* _Task brief_: Copy all the entries word for word, but omit the pictures.
--- BEGIN ---
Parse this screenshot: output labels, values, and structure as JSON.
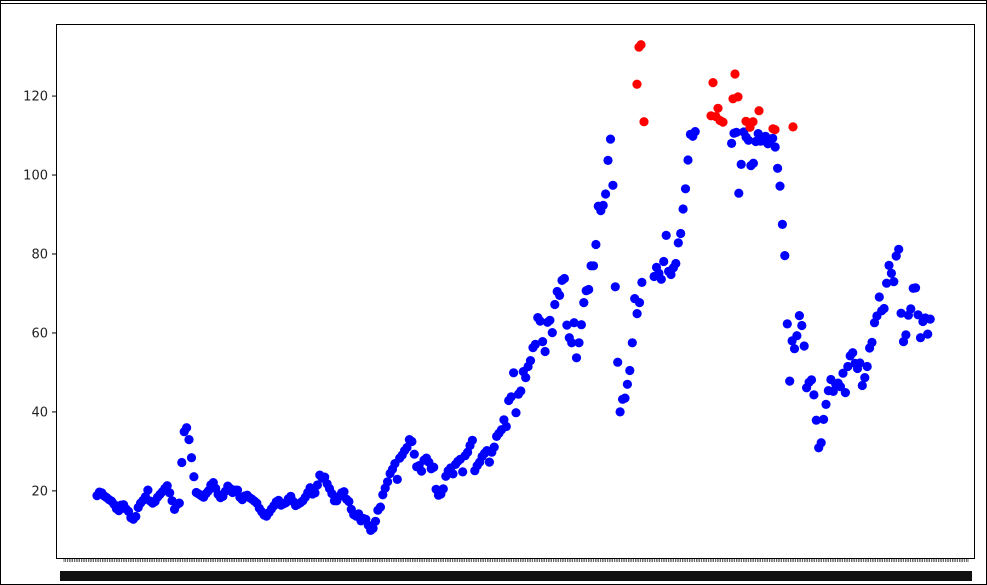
{
  "colors": {
    "normal": "#0000ff",
    "highlight": "#ff0000",
    "axes": "#000000",
    "background": "#ffffff"
  },
  "chart_data": {
    "type": "scatter",
    "title": "",
    "xlabel": "",
    "ylabel": "",
    "ylim": [
      3,
      138
    ],
    "y_ticks": [
      "20",
      "40",
      "60",
      "80",
      "100",
      "120"
    ],
    "x_tick_labels_legible": false,
    "grid": false,
    "legend": "none",
    "series": [
      {
        "color": "#0000ff",
        "values": [
          18.8,
          19.7,
          19.5,
          18.7,
          18.3,
          17.8,
          17.4,
          16.6,
          15.5,
          15.0,
          16.4,
          16.5,
          15.4,
          14.8,
          13.2,
          12.8,
          13.5,
          15.8,
          16.9,
          17.6,
          18.5,
          20.2,
          17.4,
          16.9,
          17.3,
          18.4,
          19.1,
          19.8,
          20.6,
          21.3,
          19.5,
          17.5,
          15.3,
          16.5,
          16.9,
          27.2,
          35.0,
          36.0,
          33.0,
          28.4,
          23.6,
          19.6,
          19.2,
          18.8,
          18.4,
          19.3,
          20.0,
          21.5,
          22.1,
          20.6,
          19.1,
          18.3,
          18.6,
          19.9,
          21.2,
          20.6,
          19.6,
          20.2,
          20.2,
          18.4,
          17.8,
          18.7,
          18.9,
          18.3,
          17.9,
          17.4,
          16.9,
          15.6,
          14.7,
          13.9,
          13.6,
          14.5,
          15.4,
          16.2,
          17.2,
          17.6,
          16.4,
          16.7,
          17.0,
          18.0,
          18.6,
          17.3,
          16.3,
          16.6,
          17.0,
          17.5,
          18.4,
          19.6,
          20.8,
          19.2,
          19.5,
          21.5,
          24.0,
          23.2,
          23.5,
          21.8,
          20.6,
          19.3,
          17.5,
          17.5,
          18.6,
          19.5,
          19.8,
          17.9,
          17.3,
          15.3,
          14.0,
          13.6,
          14.2,
          12.4,
          13.0,
          12.8,
          11.3,
          10.0,
          10.5,
          12.3,
          15.1,
          15.9,
          19.0,
          20.7,
          22.3,
          24.4,
          25.5,
          26.9,
          22.9,
          28.3,
          29.1,
          30.2,
          31.0,
          33.0,
          32.5,
          29.3,
          26.1,
          26.4,
          25.0,
          27.8,
          28.3,
          27.3,
          25.6,
          26.0,
          20.4,
          18.9,
          19.2,
          20.5,
          23.7,
          25.1,
          25.8,
          24.3,
          26.7,
          27.5,
          28.0,
          24.8,
          28.9,
          29.8,
          31.5,
          32.8,
          25.1,
          26.4,
          27.3,
          28.7,
          29.5,
          30.2,
          27.3,
          29.8,
          31.1,
          33.8,
          34.6,
          35.5,
          38.0,
          36.3,
          42.9,
          43.8,
          49.9,
          39.8,
          44.5,
          45.3,
          50.2,
          48.7,
          51.5,
          53.0,
          56.3,
          57.1,
          63.9,
          63.0,
          57.8,
          55.3,
          62.7,
          63.2,
          60.1,
          67.2,
          70.5,
          69.5,
          73.3,
          73.8,
          62.0,
          58.8,
          57.5,
          62.6,
          53.7,
          57.5,
          62.1,
          67.7,
          70.7,
          71.0,
          77.0,
          77.0,
          82.4,
          92.1,
          91.0,
          92.3,
          95.2,
          103.7,
          109.1,
          97.4,
          71.7,
          52.6,
          40.0,
          43.2,
          43.5,
          47.0,
          50.5,
          57.5,
          68.7,
          64.9,
          67.7,
          72.8,
          74.3,
          76.6,
          75.1,
          73.6,
          78.1,
          84.7,
          75.6,
          74.8,
          76.5,
          77.6,
          82.8,
          85.2,
          91.4,
          96.5,
          103.8,
          110.3,
          109.8,
          111.0,
          108.0,
          110.6,
          110.8,
          95.4,
          102.7,
          110.9,
          109.6,
          108.8,
          102.4,
          103.0,
          108.5,
          110.5,
          108.6,
          108.7,
          109.8,
          107.9,
          108.8,
          109.3,
          107.1,
          101.7,
          97.2,
          87.5,
          79.6,
          62.3,
          47.8,
          58.0,
          56.0,
          59.3,
          64.4,
          61.9,
          56.7,
          46.1,
          47.5,
          48.1,
          44.3,
          37.9,
          30.9,
          32.2,
          38.1,
          41.9,
          45.4,
          48.2,
          45.2,
          47.0,
          47.3,
          46.4,
          49.8,
          44.9,
          51.5,
          54.2,
          55.0,
          52.3,
          51.0,
          52.4,
          46.7,
          48.7,
          51.5,
          56.2,
          57.6,
          62.6,
          64.3,
          69.1,
          65.6,
          66.2,
          72.6,
          77.1,
          75.1,
          73.0,
          79.5,
          81.2,
          65.0,
          57.8,
          59.5,
          64.5,
          66.1,
          71.3,
          71.4,
          64.6,
          58.8,
          62.9,
          63.8,
          59.7,
          63.5
        ]
      },
      {
        "color": "#ff0000",
        "values": [
          123.0,
          132.4,
          133.0,
          113.5,
          115.0,
          123.4,
          114.8,
          116.9,
          113.8,
          113.4,
          119.3,
          125.6,
          119.8,
          113.6,
          112.1,
          113.5,
          116.3,
          111.7,
          111.5,
          112.2
        ]
      }
    ]
  }
}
--- END ---
* _Final result_:
Parse this screenshot: output labels, values, and structure as JSON.
{
  "colors": {
    "normal": "#0000ff",
    "highlight": "#ff0000",
    "axes": "#000000",
    "background": "#ffffff"
  },
  "chart_data": {
    "type": "scatter",
    "title": "",
    "xlabel": "",
    "ylabel": "",
    "ylim": [
      3,
      138
    ],
    "y_ticks": [
      "20",
      "40",
      "60",
      "80",
      "100",
      "120"
    ],
    "x_tick_labels_legible": false,
    "grid": false,
    "legend": "none",
    "series": [
      {
        "color": "#0000ff",
        "values": [
          18.8,
          19.7,
          19.5,
          18.7,
          18.3,
          17.8,
          17.4,
          16.6,
          15.5,
          15.0,
          16.4,
          16.5,
          15.4,
          14.8,
          13.2,
          12.8,
          13.5,
          15.8,
          16.9,
          17.6,
          18.5,
          20.2,
          17.4,
          16.9,
          17.3,
          18.4,
          19.1,
          19.8,
          20.6,
          21.3,
          19.5,
          17.5,
          15.3,
          16.5,
          16.9,
          27.2,
          35.0,
          36.0,
          33.0,
          28.4,
          23.6,
          19.6,
          19.2,
          18.8,
          18.4,
          19.3,
          20.0,
          21.5,
          22.1,
          20.6,
          19.1,
          18.3,
          18.6,
          19.9,
          21.2,
          20.6,
          19.6,
          20.2,
          20.2,
          18.4,
          17.8,
          18.7,
          18.9,
          18.3,
          17.9,
          17.4,
          16.9,
          15.6,
          14.7,
          13.9,
          13.6,
          14.5,
          15.4,
          16.2,
          17.2,
          17.6,
          16.4,
          16.7,
          17.0,
          18.0,
          18.6,
          17.3,
          16.3,
          16.6,
          17.0,
          17.5,
          18.4,
          19.6,
          20.8,
          19.2,
          19.5,
          21.5,
          24.0,
          23.2,
          23.5,
          21.8,
          20.6,
          19.3,
          17.5,
          17.5,
          18.6,
          19.5,
          19.8,
          17.9,
          17.3,
          15.3,
          14.0,
          13.6,
          14.2,
          12.4,
          13.0,
          12.8,
          11.3,
          10.0,
          10.5,
          12.3,
          15.1,
          15.9,
          19.0,
          20.7,
          22.3,
          24.4,
          25.5,
          26.9,
          22.9,
          28.3,
          29.1,
          30.2,
          31.0,
          33.0,
          32.5,
          29.3,
          26.1,
          26.4,
          25.0,
          27.8,
          28.3,
          27.3,
          25.6,
          26.0,
          20.4,
          18.9,
          19.2,
          20.5,
          23.7,
          25.1,
          25.8,
          24.3,
          26.7,
          27.5,
          28.0,
          24.8,
          28.9,
          29.8,
          31.5,
          32.8,
          25.1,
          26.4,
          27.3,
          28.7,
          29.5,
          30.2,
          27.3,
          29.8,
          31.1,
          33.8,
          34.6,
          35.5,
          38.0,
          36.3,
          42.9,
          43.8,
          49.9,
          39.8,
          44.5,
          45.3,
          50.2,
          48.7,
          51.5,
          53.0,
          56.3,
          57.1,
          63.9,
          63.0,
          57.8,
          55.3,
          62.7,
          63.2,
          60.1,
          67.2,
          70.5,
          69.5,
          73.3,
          73.8,
          62.0,
          58.8,
          57.5,
          62.6,
          53.7,
          57.5,
          62.1,
          67.7,
          70.7,
          71.0,
          77.0,
          77.0,
          82.4,
          92.1,
          91.0,
          92.3,
          95.2,
          103.7,
          109.1,
          97.4,
          71.7,
          52.6,
          40.0,
          43.2,
          43.5,
          47.0,
          50.5,
          57.5,
          68.7,
          64.9,
          67.7,
          72.8,
          74.3,
          76.6,
          75.1,
          73.6,
          78.1,
          84.7,
          75.6,
          74.8,
          76.5,
          77.6,
          82.8,
          85.2,
          91.4,
          96.5,
          103.8,
          110.3,
          109.8,
          111.0,
          108.0,
          110.6,
          110.8,
          95.4,
          102.7,
          110.9,
          109.6,
          108.8,
          102.4,
          103.0,
          108.5,
          110.5,
          108.6,
          108.7,
          109.8,
          107.9,
          108.8,
          109.3,
          107.1,
          101.7,
          97.2,
          87.5,
          79.6,
          62.3,
          47.8,
          58.0,
          56.0,
          59.3,
          64.4,
          61.9,
          56.7,
          46.1,
          47.5,
          48.1,
          44.3,
          37.9,
          30.9,
          32.2,
          38.1,
          41.9,
          45.4,
          48.2,
          45.2,
          47.0,
          47.3,
          46.4,
          49.8,
          44.9,
          51.5,
          54.2,
          55.0,
          52.3,
          51.0,
          52.4,
          46.7,
          48.7,
          51.5,
          56.2,
          57.6,
          62.6,
          64.3,
          69.1,
          65.6,
          66.2,
          72.6,
          77.1,
          75.1,
          73.0,
          79.5,
          81.2,
          65.0,
          57.8,
          59.5,
          64.5,
          66.1,
          71.3,
          71.4,
          64.6,
          58.8,
          62.9,
          63.8,
          59.7,
          63.5
        ]
      },
      {
        "color": "#ff0000",
        "values": [
          123.0,
          132.4,
          133.0,
          113.5,
          115.0,
          123.4,
          114.8,
          116.9,
          113.8,
          113.4,
          119.3,
          125.6,
          119.8,
          113.6,
          112.1,
          113.5,
          116.3,
          111.7,
          111.5,
          112.2
        ]
      }
    ]
  }
}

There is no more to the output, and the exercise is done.